**SHORT PROBLEM**
An exact copy of all the data is required, with pictures left out.
=== INFORMATION GIVEN ===
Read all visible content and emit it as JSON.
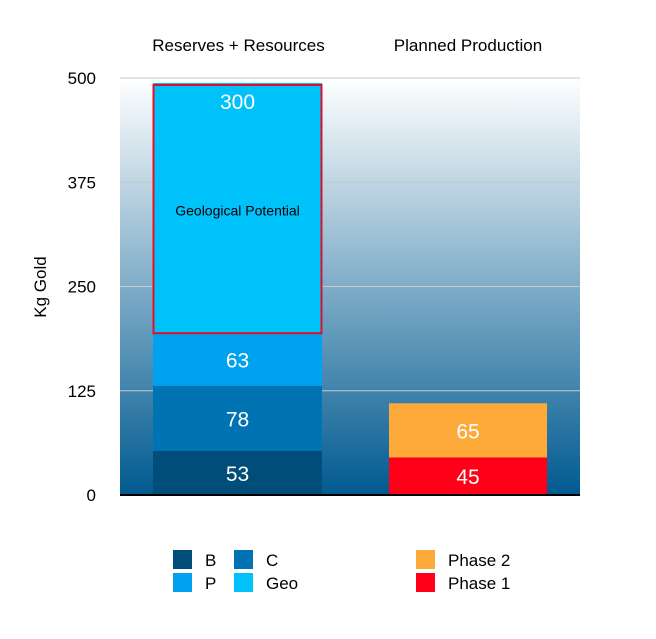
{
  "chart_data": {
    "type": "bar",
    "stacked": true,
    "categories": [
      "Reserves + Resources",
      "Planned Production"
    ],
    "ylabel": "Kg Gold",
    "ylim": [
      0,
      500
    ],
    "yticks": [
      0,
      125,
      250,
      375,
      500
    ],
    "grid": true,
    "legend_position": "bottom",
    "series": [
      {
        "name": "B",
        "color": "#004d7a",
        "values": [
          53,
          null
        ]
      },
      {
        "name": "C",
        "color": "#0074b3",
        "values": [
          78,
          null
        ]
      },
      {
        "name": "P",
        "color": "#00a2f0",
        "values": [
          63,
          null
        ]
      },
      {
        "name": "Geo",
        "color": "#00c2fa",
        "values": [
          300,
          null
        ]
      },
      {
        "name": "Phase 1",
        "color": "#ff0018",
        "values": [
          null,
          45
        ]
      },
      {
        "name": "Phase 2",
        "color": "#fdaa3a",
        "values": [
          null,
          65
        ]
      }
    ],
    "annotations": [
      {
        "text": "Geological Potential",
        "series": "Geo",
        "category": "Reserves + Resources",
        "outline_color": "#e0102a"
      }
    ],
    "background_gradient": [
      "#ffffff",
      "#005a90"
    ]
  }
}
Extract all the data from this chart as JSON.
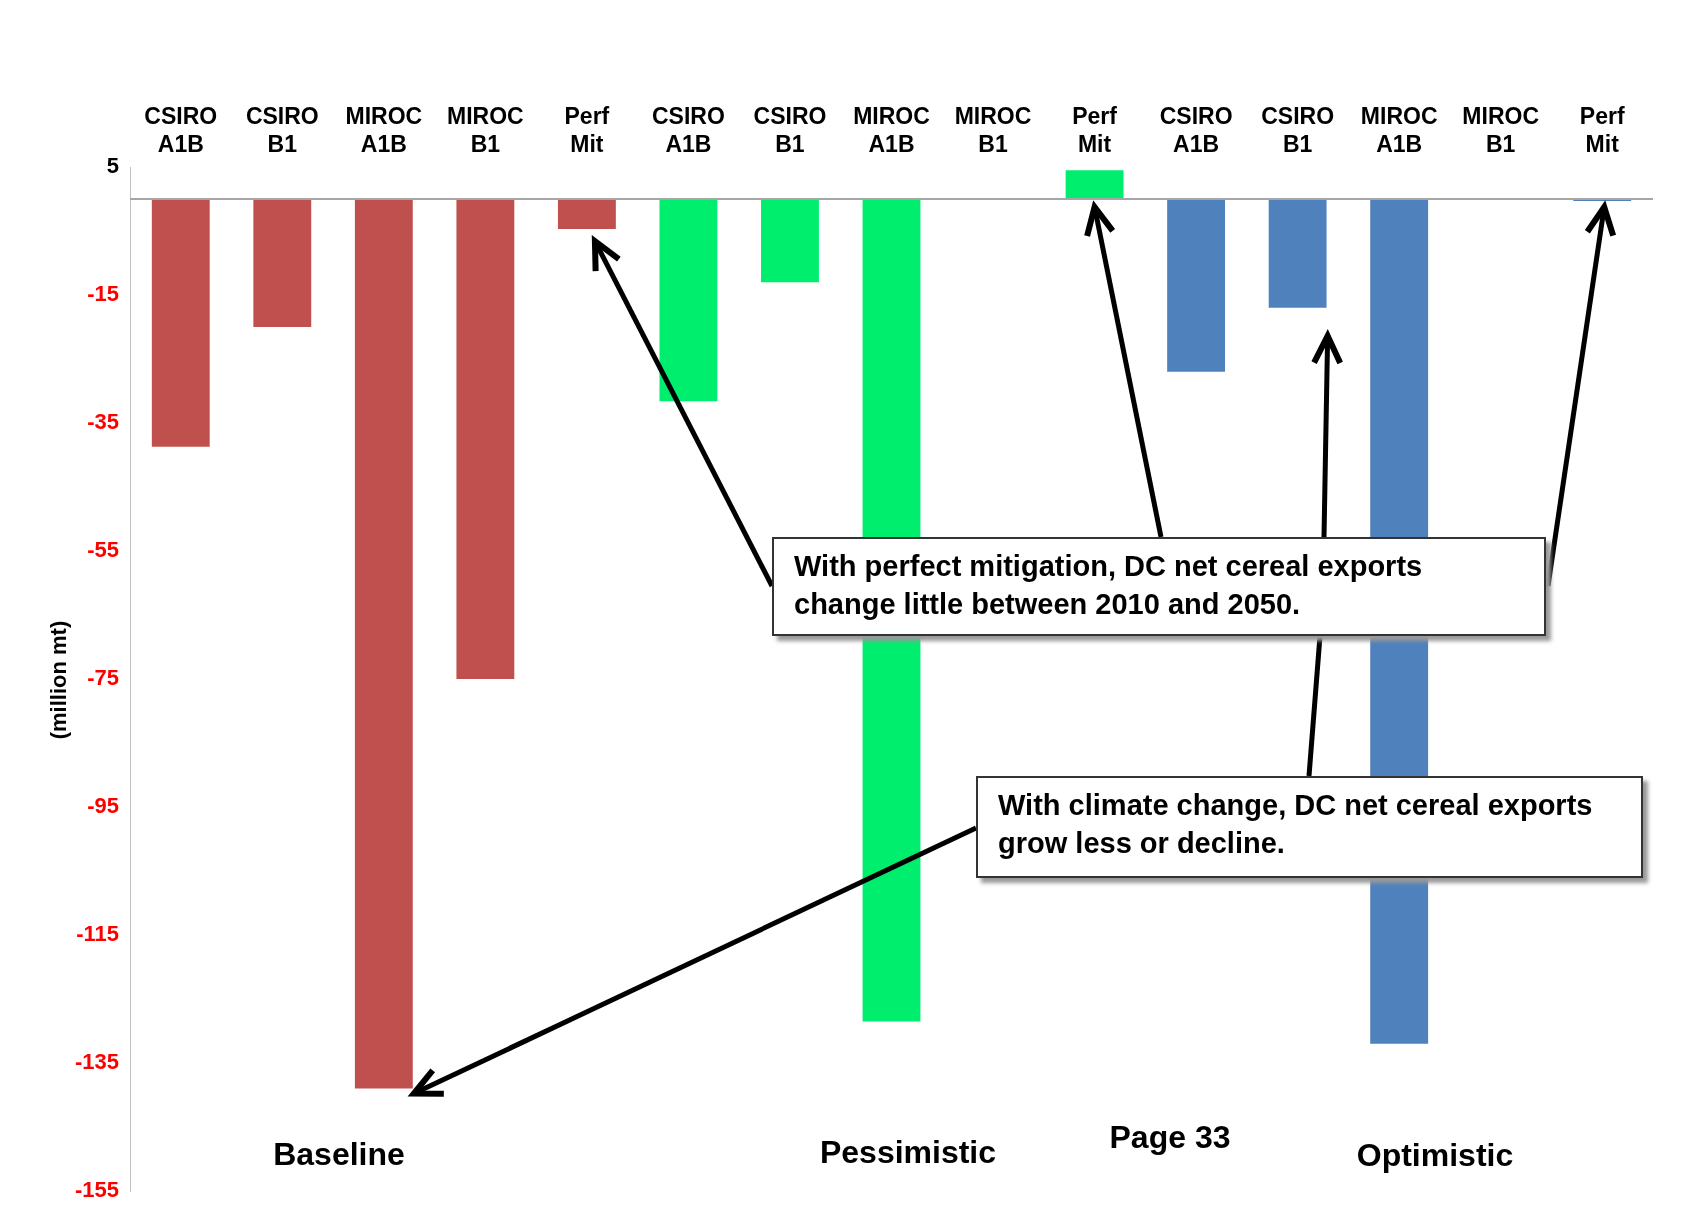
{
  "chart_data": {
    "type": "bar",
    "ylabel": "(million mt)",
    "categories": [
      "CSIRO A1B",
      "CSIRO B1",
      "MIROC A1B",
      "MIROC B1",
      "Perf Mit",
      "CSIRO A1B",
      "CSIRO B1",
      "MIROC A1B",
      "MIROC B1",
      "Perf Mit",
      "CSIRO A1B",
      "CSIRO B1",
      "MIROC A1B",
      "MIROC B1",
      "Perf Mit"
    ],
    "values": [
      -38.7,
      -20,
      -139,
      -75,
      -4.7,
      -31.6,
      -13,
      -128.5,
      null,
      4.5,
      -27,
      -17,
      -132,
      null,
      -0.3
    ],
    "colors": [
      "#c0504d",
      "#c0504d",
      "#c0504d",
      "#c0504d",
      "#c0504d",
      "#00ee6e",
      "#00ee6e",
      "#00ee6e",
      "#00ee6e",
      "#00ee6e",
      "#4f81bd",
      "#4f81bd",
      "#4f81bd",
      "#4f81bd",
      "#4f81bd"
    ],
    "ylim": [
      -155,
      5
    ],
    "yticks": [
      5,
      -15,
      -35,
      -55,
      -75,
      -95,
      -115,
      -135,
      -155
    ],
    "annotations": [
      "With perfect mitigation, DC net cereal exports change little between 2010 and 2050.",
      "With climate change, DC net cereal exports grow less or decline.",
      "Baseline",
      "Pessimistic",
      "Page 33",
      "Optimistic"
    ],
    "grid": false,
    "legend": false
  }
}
===
**WRITTEN ANSWER**
Read all visible content and emit it as JSON.
{
  "chart_data": {
    "type": "bar",
    "stacked": true,
    "categories": [
      "Reserves + Resources",
      "Planned Production"
    ],
    "ylabel": "Kg Gold",
    "ylim": [
      0,
      500
    ],
    "yticks": [
      0,
      125,
      250,
      375,
      500
    ],
    "grid": true,
    "legend_position": "bottom",
    "series": [
      {
        "name": "B",
        "color": "#004d7a",
        "values": [
          53,
          null
        ]
      },
      {
        "name": "C",
        "color": "#0074b3",
        "values": [
          78,
          null
        ]
      },
      {
        "name": "P",
        "color": "#00a2f0",
        "values": [
          63,
          null
        ]
      },
      {
        "name": "Geo",
        "color": "#00c2fa",
        "values": [
          300,
          null
        ]
      },
      {
        "name": "Phase 1",
        "color": "#ff0018",
        "values": [
          null,
          45
        ]
      },
      {
        "name": "Phase 2",
        "color": "#fdaa3a",
        "values": [
          null,
          65
        ]
      }
    ],
    "annotations": [
      {
        "text": "Geological Potential",
        "series": "Geo",
        "category": "Reserves + Resources",
        "outline_color": "#e0102a"
      }
    ],
    "background_gradient": [
      "#ffffff",
      "#005a90"
    ]
  }
}
Extract all the data from this chart as JSON.
{
  "chart_data": {
    "type": "bar",
    "ylabel": "(million mt)",
    "categories": [
      "CSIRO A1B",
      "CSIRO B1",
      "MIROC A1B",
      "MIROC B1",
      "Perf Mit",
      "CSIRO A1B",
      "CSIRO B1",
      "MIROC A1B",
      "MIROC B1",
      "Perf Mit",
      "CSIRO A1B",
      "CSIRO B1",
      "MIROC A1B",
      "MIROC B1",
      "Perf Mit"
    ],
    "values": [
      -38.7,
      -20,
      -139,
      -75,
      -4.7,
      -31.6,
      -13,
      -128.5,
      null,
      4.5,
      -27,
      -17,
      -132,
      null,
      -0.3
    ],
    "colors": [
      "#c0504d",
      "#c0504d",
      "#c0504d",
      "#c0504d",
      "#c0504d",
      "#00ee6e",
      "#00ee6e",
      "#00ee6e",
      "#00ee6e",
      "#00ee6e",
      "#4f81bd",
      "#4f81bd",
      "#4f81bd",
      "#4f81bd",
      "#4f81bd"
    ],
    "ylim": [
      -155,
      5
    ],
    "yticks": [
      5,
      -15,
      -35,
      -55,
      -75,
      -95,
      -115,
      -135,
      -155
    ],
    "annotations": [
      "With perfect mitigation, DC net cereal exports change little between 2010 and 2050.",
      "With climate change, DC net cereal exports grow less or decline.",
      "Baseline",
      "Pessimistic",
      "Page 33",
      "Optimistic"
    ],
    "grid": false,
    "legend": false
  }
}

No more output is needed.